*Exercise details:*
Output all the material that follows, exactly as given.
==============================
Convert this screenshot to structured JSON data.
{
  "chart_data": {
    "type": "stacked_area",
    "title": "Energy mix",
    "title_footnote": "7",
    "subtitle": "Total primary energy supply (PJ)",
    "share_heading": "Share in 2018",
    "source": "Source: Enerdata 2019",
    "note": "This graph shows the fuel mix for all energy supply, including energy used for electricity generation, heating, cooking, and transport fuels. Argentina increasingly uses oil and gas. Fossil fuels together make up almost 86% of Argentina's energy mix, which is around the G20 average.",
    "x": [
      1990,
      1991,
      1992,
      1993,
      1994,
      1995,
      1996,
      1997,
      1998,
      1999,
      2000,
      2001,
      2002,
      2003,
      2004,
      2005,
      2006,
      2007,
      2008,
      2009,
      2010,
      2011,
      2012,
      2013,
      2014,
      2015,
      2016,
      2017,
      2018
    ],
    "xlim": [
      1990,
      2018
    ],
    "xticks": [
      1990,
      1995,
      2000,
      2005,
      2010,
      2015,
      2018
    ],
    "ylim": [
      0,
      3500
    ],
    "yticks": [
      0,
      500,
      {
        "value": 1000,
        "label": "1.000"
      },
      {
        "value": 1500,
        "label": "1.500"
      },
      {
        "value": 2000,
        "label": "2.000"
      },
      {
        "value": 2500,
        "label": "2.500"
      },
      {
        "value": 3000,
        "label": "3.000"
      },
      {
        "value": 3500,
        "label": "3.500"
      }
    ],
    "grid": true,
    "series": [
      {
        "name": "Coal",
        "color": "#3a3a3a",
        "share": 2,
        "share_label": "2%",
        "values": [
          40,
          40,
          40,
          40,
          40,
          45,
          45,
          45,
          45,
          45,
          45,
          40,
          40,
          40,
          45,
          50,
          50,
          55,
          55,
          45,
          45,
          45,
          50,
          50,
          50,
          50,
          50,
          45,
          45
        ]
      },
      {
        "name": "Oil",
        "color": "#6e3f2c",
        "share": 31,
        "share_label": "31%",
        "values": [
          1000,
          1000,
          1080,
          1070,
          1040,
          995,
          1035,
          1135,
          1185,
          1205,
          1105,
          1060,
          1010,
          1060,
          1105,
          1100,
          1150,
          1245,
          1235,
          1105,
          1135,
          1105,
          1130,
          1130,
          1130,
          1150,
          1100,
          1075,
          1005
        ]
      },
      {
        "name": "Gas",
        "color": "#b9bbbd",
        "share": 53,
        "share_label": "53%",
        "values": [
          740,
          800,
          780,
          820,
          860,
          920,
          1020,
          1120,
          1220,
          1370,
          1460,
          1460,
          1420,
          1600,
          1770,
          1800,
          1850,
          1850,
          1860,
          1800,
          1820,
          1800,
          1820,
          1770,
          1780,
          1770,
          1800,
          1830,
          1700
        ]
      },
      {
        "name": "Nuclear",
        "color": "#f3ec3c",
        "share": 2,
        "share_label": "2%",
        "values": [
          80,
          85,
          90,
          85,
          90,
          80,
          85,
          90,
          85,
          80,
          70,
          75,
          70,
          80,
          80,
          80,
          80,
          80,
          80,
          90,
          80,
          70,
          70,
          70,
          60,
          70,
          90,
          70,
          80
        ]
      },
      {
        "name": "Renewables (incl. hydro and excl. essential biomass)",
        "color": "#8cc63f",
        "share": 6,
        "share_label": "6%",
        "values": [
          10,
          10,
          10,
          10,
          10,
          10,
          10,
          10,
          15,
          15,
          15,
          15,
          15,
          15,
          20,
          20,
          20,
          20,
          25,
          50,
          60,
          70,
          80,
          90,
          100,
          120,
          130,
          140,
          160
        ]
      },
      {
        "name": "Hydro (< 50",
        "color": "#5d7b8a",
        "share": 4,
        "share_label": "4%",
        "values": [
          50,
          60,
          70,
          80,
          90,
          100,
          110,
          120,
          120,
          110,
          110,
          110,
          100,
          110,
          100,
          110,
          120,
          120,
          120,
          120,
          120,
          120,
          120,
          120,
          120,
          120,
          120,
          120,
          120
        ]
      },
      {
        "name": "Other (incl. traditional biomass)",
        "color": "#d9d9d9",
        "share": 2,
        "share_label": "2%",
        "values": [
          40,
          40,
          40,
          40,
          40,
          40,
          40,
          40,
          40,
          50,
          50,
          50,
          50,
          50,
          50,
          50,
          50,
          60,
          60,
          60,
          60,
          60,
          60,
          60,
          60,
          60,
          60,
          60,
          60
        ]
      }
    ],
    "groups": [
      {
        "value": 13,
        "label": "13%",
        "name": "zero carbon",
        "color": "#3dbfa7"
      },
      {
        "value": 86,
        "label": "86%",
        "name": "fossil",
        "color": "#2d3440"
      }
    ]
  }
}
==============================
*Result of this task:*
Convert this screenshot to structured JSON data.
{
  "chart_data": {
    "type": "stacked_area",
    "title": "Energy mix",
    "title_footnote": "7",
    "subtitle": "Total primary energy supply (PJ)",
    "share_heading": "Share in 2018",
    "source": "Source: Enerdata 2019",
    "note": "This graph shows the fuel mix for all energy supply, including energy used for electricity generation, heating, cooking, and transport fuels. Argentina increasingly uses oil and gas. Fossil fuels together make up almost 86% of Argentina's energy mix, which is around the G20 average.",
    "x": [
      1990,
      1991,
      1992,
      1993,
      1994,
      1995,
      1996,
      1997,
      1998,
      1999,
      2000,
      2001,
      2002,
      2003,
      2004,
      2005,
      2006,
      2007,
      2008,
      2009,
      2010,
      2011,
      2012,
      2013,
      2014,
      2015,
      2016,
      2017,
      2018
    ],
    "xlim": [
      1990,
      2018
    ],
    "xticks": [
      1990,
      1995,
      2000,
      2005,
      2010,
      2015,
      2018
    ],
    "ylim": [
      0,
      3500
    ],
    "yticks": [
      0,
      500,
      {
        "value": 1000,
        "label": "1.000"
      },
      {
        "value": 1500,
        "label": "1.500"
      },
      {
        "value": 2000,
        "label": "2.000"
      },
      {
        "value": 2500,
        "label": "2.500"
      },
      {
        "value": 3000,
        "label": "3.000"
      },
      {
        "value": 3500,
        "label": "3.500"
      }
    ],
    "grid": true,
    "series": [
      {
        "name": "Coal",
        "color": "#3a3a3a",
        "share": 2,
        "share_label": "2%",
        "values": [
          40,
          40,
          40,
          40,
          40,
          45,
          45,
          45,
          45,
          45,
          45,
          40,
          40,
          40,
          45,
          50,
          50,
          55,
          55,
          45,
          45,
          45,
          50,
          50,
          50,
          50,
          50,
          45,
          45
        ]
      },
      {
        "name": "Oil",
        "color": "#6e3f2c",
        "share": 31,
        "share_label": "31%",
        "values": [
          1000,
          1000,
          1080,
          1070,
          1040,
          995,
          1035,
          1135,
          1185,
          1205,
          1105,
          1060,
          1010,
          1060,
          1105,
          1100,
          1150,
          1245,
          1235,
          1105,
          1135,
          1105,
          1130,
          1130,
          1130,
          1150,
          1100,
          1075,
          1005
        ]
      },
      {
        "name": "Gas",
        "color": "#b9bbbd",
        "share": 53,
        "share_label": "53%",
        "values": [
          740,
          800,
          780,
          820,
          860,
          920,
          1020,
          1120,
          1220,
          1370,
          1460,
          1460,
          1420,
          1600,
          1770,
          1800,
          1850,
          1850,
          1860,
          1800,
          1820,
          1800,
          1820,
          1770,
          1780,
          1770,
          1800,
          1830,
          1700
        ]
      },
      {
        "name": "Nuclear",
        "color": "#f3ec3c",
        "share": 2,
        "share_label": "2%",
        "values": [
          80,
          85,
          90,
          85,
          90,
          80,
          85,
          90,
          85,
          80,
          70,
          75,
          70,
          80,
          80,
          80,
          80,
          80,
          80,
          90,
          80,
          70,
          70,
          70,
          60,
          70,
          90,
          70,
          80
        ]
      },
      {
        "name": "Renewables (incl. hydro and excl. essential biomass)",
        "color": "#8cc63f",
        "share": 6,
        "share_label": "6%",
        "values": [
          10,
          10,
          10,
          10,
          10,
          10,
          10,
          10,
          15,
          15,
          15,
          15,
          15,
          15,
          20,
          20,
          20,
          20,
          25,
          50,
          60,
          70,
          80,
          90,
          100,
          120,
          130,
          140,
          160
        ]
      },
      {
        "name": "Hydro (< 50",
        "color": "#5d7b8a",
        "share": 4,
        "share_label": "4%",
        "values": [
          50,
          60,
          70,
          80,
          90,
          100,
          110,
          120,
          120,
          110,
          110,
          110,
          100,
          110,
          100,
          110,
          120,
          120,
          120,
          120,
          120,
          120,
          120,
          120,
          120,
          120,
          120,
          120,
          120
        ]
      },
      {
        "name": "Other (incl. traditional biomass)",
        "color": "#d9d9d9",
        "share": 2,
        "share_label": "2%",
        "values": [
          40,
          40,
          40,
          40,
          40,
          40,
          40,
          40,
          40,
          50,
          50,
          50,
          50,
          50,
          50,
          50,
          50,
          60,
          60,
          60,
          60,
          60,
          60,
          60,
          60,
          60,
          60,
          60,
          60
        ]
      }
    ],
    "groups": [
      {
        "value": 13,
        "label": "13%",
        "name": "zero carbon",
        "color": "#3dbfa7"
      },
      {
        "value": 86,
        "label": "86%",
        "name": "fossil",
        "color": "#2d3440"
      }
    ]
  }
}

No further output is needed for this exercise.